▶ [Given information]:
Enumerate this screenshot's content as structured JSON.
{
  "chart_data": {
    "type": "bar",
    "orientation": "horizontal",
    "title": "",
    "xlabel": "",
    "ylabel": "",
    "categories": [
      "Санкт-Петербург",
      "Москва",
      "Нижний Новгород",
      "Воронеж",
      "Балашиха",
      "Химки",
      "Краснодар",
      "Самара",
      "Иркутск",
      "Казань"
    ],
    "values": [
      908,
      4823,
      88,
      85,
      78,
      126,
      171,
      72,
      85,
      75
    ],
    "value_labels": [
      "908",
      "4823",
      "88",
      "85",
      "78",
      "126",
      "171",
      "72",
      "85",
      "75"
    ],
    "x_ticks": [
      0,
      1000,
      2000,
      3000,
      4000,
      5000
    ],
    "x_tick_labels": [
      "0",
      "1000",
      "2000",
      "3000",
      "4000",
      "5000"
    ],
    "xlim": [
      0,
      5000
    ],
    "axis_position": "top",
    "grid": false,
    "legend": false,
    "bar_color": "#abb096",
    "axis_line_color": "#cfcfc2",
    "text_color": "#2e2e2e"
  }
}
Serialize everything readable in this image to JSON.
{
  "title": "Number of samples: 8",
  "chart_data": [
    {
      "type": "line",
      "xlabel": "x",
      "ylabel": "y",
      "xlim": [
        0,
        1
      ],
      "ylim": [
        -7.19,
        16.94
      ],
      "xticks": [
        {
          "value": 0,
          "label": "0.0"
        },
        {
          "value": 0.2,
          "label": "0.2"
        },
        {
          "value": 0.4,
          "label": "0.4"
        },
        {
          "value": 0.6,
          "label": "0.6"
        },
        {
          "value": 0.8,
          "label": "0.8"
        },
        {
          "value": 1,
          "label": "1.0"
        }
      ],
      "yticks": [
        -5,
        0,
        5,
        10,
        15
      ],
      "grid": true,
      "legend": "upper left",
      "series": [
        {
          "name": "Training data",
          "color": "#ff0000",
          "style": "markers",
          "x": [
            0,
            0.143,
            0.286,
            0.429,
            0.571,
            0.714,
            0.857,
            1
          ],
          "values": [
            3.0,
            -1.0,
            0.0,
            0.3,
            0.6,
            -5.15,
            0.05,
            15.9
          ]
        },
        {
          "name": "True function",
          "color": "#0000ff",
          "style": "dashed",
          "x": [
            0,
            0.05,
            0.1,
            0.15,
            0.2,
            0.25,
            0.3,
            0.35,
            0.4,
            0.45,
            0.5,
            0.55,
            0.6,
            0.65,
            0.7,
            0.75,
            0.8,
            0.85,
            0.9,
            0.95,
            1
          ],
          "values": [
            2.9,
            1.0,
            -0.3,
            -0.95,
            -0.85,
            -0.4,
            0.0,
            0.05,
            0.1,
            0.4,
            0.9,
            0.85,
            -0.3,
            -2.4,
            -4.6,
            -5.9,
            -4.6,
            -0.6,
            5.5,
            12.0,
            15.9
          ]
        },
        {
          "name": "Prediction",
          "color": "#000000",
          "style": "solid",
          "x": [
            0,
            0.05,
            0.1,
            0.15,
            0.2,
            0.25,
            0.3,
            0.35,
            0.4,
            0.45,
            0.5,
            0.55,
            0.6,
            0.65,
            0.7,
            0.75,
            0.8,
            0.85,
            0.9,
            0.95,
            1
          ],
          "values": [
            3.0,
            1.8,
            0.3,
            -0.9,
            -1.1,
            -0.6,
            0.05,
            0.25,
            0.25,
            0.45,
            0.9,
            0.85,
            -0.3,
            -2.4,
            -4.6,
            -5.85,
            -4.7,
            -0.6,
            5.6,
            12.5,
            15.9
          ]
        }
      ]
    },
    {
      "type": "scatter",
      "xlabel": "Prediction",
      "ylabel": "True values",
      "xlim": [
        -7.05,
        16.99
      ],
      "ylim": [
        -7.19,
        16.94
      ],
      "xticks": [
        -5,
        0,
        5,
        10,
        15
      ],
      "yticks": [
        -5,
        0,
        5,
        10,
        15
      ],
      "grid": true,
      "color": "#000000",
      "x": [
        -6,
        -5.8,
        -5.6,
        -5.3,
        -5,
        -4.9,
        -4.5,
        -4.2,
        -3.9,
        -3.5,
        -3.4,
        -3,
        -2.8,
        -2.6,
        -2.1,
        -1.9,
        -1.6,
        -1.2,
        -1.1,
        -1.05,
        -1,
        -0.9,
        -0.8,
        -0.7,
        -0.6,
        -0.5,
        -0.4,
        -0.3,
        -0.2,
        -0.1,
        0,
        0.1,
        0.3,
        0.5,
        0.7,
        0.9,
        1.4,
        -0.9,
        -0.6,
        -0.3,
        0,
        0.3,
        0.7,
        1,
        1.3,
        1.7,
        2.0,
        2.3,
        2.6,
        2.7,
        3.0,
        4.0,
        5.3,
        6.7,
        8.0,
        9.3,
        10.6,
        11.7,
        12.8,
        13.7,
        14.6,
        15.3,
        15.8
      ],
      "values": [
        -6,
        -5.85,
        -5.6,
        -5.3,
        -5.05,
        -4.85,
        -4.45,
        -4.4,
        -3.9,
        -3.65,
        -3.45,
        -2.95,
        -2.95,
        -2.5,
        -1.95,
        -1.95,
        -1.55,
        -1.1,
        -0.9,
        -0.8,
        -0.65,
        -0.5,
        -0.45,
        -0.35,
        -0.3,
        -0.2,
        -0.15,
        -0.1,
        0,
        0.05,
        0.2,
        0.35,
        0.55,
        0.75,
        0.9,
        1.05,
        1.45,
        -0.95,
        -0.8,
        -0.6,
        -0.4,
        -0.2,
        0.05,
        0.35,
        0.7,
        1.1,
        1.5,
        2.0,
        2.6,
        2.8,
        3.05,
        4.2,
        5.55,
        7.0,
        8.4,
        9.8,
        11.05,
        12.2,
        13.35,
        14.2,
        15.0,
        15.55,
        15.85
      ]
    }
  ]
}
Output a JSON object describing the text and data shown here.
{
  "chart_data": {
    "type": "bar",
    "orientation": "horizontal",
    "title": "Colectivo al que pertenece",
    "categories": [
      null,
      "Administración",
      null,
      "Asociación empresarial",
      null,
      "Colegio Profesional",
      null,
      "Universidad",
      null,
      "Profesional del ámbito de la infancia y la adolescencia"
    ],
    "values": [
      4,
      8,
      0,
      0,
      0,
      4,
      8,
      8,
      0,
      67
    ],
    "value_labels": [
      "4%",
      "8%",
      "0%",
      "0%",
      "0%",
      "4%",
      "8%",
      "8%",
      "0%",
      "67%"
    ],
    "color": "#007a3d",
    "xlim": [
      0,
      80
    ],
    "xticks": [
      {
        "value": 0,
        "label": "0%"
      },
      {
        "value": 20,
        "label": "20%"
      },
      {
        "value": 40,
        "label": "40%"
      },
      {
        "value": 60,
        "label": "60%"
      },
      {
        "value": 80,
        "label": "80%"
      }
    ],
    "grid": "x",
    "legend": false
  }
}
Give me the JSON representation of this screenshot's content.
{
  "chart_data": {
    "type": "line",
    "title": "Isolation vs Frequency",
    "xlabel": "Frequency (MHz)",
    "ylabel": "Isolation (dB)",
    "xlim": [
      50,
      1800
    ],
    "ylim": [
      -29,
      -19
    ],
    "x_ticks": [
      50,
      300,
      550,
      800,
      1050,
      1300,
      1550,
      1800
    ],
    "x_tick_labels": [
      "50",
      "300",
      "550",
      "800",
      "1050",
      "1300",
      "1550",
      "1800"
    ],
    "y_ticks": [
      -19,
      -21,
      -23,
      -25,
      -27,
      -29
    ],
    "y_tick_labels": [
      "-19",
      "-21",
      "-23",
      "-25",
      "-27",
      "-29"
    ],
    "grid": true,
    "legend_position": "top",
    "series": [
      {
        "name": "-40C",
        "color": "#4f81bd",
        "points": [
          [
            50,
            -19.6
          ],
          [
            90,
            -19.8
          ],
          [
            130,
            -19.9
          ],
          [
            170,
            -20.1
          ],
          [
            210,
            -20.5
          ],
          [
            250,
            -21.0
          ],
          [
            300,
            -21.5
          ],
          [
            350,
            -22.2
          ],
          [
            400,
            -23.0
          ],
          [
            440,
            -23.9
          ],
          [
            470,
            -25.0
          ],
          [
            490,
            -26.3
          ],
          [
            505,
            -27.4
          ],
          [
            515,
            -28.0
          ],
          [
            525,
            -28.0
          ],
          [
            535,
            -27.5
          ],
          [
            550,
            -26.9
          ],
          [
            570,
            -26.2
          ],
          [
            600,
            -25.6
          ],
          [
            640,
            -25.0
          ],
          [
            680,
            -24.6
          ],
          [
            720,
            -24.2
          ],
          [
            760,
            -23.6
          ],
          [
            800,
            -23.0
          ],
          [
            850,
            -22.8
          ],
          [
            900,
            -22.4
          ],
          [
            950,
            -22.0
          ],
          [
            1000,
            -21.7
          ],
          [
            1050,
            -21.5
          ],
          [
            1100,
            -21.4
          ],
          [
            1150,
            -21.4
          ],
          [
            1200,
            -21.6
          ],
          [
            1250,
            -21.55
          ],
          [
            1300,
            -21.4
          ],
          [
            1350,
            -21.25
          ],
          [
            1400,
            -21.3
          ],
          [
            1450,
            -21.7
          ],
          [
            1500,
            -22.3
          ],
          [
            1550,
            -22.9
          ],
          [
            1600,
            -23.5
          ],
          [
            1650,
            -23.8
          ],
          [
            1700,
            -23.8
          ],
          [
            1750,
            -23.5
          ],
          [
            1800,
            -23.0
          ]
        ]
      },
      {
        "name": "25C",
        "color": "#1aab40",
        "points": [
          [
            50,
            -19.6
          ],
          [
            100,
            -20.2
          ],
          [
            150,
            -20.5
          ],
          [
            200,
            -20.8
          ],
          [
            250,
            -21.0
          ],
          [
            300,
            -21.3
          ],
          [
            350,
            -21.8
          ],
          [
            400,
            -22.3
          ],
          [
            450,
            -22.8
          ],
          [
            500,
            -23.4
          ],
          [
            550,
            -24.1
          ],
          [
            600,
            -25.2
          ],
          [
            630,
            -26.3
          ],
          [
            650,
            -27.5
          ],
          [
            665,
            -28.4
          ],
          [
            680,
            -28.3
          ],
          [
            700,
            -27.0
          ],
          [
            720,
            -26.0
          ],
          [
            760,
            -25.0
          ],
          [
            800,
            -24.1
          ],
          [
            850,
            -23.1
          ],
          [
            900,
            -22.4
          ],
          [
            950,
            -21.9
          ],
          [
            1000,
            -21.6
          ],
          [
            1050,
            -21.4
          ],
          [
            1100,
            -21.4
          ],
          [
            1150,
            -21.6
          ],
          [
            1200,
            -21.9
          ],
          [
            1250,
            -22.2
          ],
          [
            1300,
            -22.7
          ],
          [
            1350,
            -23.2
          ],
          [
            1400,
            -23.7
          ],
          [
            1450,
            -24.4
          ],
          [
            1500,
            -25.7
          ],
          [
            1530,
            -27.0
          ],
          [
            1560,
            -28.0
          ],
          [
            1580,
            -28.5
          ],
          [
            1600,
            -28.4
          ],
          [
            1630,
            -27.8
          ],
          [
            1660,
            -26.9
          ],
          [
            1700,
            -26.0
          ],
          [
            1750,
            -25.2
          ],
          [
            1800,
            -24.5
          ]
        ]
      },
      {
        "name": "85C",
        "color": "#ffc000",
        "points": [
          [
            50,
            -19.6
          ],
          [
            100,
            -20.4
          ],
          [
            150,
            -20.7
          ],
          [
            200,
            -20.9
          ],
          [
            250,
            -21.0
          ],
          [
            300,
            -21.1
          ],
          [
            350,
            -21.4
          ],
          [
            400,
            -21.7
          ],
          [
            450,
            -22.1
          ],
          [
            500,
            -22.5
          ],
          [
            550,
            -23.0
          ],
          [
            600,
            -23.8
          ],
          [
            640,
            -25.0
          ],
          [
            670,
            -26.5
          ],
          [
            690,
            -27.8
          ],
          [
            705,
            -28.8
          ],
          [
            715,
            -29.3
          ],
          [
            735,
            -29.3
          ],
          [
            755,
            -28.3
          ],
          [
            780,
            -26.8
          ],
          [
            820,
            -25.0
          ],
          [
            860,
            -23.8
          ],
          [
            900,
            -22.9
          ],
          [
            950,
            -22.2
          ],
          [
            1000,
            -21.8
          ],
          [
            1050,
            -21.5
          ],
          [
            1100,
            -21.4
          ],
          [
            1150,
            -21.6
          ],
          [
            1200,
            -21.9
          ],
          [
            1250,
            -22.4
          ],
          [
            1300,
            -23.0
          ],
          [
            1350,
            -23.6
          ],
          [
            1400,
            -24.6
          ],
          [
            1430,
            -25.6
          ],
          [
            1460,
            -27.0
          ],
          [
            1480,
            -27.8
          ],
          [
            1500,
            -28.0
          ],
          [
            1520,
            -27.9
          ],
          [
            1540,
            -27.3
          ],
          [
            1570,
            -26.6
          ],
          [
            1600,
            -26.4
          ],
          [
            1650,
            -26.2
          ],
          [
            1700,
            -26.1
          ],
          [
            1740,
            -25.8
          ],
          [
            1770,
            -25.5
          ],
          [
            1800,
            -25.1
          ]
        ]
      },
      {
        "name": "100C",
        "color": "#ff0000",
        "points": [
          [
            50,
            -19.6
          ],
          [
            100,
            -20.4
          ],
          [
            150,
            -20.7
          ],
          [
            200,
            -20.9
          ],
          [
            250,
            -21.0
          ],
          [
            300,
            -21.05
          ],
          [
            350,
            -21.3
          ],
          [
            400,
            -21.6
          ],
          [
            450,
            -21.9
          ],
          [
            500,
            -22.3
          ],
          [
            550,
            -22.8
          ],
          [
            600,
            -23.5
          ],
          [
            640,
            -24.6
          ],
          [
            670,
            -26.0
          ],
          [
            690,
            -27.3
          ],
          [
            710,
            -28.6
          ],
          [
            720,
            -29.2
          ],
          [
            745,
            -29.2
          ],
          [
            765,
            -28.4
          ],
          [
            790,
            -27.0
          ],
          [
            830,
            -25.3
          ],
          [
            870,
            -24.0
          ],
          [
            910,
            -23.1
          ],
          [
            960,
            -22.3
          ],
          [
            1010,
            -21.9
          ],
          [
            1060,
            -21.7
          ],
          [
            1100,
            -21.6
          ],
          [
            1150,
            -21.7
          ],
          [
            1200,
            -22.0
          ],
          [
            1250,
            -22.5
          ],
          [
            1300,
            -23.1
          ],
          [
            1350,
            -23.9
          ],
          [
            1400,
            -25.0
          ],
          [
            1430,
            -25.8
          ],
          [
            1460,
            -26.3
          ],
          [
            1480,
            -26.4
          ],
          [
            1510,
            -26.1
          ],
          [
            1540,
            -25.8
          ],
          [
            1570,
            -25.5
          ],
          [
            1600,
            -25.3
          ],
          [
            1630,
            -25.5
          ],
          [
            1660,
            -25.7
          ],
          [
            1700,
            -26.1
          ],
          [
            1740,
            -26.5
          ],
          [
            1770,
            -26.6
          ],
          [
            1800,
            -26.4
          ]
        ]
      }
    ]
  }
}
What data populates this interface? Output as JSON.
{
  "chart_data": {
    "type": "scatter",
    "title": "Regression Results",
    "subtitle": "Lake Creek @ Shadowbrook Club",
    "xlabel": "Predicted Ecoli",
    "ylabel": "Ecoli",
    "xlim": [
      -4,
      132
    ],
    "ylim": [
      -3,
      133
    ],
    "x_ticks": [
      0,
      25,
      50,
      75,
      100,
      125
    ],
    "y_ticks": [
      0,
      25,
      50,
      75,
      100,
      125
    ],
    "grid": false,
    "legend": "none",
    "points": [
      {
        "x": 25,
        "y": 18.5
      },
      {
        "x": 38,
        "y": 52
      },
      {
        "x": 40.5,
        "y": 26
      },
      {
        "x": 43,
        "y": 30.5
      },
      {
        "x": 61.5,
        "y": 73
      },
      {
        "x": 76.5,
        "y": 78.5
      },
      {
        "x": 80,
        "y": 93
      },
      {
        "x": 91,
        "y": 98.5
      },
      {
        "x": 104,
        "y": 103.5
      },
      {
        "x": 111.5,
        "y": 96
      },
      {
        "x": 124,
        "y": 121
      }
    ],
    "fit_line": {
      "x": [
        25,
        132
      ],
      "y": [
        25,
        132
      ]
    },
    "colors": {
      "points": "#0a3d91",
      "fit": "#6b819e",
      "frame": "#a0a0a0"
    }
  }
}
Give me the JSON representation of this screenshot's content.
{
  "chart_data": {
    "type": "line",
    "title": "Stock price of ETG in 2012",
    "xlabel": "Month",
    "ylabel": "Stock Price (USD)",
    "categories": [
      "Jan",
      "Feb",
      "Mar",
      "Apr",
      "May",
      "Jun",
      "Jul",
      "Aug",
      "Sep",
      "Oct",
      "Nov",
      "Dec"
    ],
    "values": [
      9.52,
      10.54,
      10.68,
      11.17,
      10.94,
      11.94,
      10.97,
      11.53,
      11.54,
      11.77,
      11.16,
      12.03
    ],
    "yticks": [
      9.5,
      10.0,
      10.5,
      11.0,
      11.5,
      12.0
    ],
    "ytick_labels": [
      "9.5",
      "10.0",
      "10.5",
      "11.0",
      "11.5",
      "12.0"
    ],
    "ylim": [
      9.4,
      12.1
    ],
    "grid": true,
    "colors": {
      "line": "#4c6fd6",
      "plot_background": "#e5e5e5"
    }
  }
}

▶ [Short exercise]: Look through the material above. Copy each line where the word "type" appears.

▶ [Completed exercise]:
    "type": "bar",
      "type": "line",
      "type": "scatter",
    "type": "bar",
    "type": "line",
    "type": "scatter",
    "type": "line",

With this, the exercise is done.